— BEGIN —

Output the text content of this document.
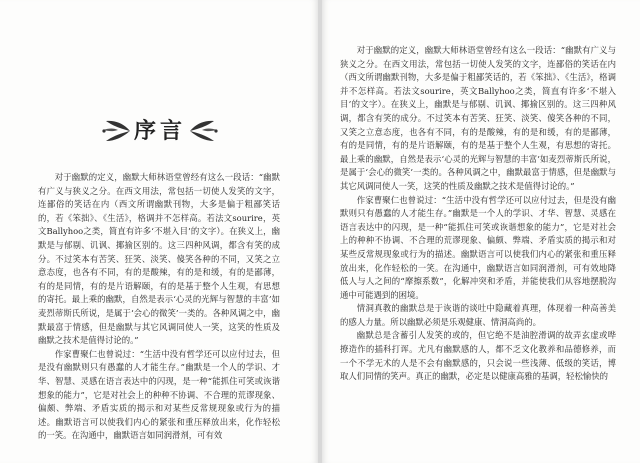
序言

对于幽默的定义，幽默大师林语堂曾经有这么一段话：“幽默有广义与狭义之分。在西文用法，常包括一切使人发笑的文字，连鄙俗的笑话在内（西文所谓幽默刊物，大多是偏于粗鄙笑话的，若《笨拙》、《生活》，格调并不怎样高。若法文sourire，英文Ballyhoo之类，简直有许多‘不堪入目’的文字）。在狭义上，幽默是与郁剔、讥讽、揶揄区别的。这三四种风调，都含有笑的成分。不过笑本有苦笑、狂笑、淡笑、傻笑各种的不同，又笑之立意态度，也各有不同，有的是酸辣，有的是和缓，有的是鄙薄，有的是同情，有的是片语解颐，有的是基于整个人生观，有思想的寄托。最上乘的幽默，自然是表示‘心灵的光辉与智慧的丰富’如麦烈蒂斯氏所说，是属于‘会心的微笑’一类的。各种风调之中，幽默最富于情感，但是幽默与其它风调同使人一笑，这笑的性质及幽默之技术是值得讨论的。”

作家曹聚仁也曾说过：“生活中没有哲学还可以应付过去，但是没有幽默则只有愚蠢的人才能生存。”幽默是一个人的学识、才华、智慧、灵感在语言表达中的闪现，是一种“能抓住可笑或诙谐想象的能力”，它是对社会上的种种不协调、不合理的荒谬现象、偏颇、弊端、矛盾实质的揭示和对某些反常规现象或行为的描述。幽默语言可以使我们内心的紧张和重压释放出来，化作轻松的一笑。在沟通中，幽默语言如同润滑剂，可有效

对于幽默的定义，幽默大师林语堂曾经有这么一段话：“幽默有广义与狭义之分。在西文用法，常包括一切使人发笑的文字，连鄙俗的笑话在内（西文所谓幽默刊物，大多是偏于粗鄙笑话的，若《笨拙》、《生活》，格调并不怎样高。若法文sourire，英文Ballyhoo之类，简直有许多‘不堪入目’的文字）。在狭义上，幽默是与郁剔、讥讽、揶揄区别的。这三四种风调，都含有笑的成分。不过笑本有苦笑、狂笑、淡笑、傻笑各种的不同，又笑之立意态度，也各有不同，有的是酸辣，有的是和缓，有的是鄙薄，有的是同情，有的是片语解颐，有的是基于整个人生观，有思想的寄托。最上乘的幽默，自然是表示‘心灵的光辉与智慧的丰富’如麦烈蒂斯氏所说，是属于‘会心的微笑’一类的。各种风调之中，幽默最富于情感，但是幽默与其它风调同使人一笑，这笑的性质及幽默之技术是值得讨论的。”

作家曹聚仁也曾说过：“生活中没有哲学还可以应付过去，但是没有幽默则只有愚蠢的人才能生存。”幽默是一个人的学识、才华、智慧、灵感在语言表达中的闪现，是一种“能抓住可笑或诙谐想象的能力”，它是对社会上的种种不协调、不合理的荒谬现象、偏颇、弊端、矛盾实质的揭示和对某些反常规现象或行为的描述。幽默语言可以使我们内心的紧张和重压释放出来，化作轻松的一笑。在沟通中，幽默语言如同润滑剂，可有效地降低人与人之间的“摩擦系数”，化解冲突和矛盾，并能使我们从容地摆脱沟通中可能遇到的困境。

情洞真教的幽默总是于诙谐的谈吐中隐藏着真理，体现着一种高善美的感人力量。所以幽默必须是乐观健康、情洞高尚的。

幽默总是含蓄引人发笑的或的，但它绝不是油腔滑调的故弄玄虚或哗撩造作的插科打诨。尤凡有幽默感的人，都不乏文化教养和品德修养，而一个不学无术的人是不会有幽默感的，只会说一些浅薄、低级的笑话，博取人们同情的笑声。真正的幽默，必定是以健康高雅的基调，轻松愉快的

— END —

WRITTEN INSTRUCTION:
Identify every line above that includes the word "作家曹聚仁也曾说过", and show those lines.

RESULT:
作家曹聚仁也曾说过：“生活中没有哲学还可以应付过去，但是没有幽默则只有愚蠢的人才能生存。”幽默是一个人的学识、才华、智慧、灵感在语言表达中的闪现，是一种“能抓住可笑或诙谐想象的能力”，它是对社会上的种种不协调、不合理的荒谬现象、偏颇、弊端、矛盾实质的揭示和对某些反常规现象或行为的描述。幽默语言可以使我们内心的紧张和重压释放出来，化作轻松的一笑。在沟通中，幽默语言如同润滑剂，可有效
作家曹聚仁也曾说过：“生活中没有哲学还可以应付过去，但是没有幽默则只有愚蠢的人才能生存。”幽默是一个人的学识、才华、智慧、灵感在语言表达中的闪现，是一种“能抓住可笑或诙谐想象的能力”，它是对社会上的种种不协调、不合理的荒谬现象、偏颇、弊端、矛盾实质的揭示和对某些反常规现象或行为的描述。幽默语言可以使我们内心的紧张和重压释放出来，化作轻松的一笑。在沟通中，幽默语言如同润滑剂，可有效地降低人与人之间的“摩擦系数”，化解冲突和矛盾，并能使我们从容地摆脱沟通中可能遇到的困境。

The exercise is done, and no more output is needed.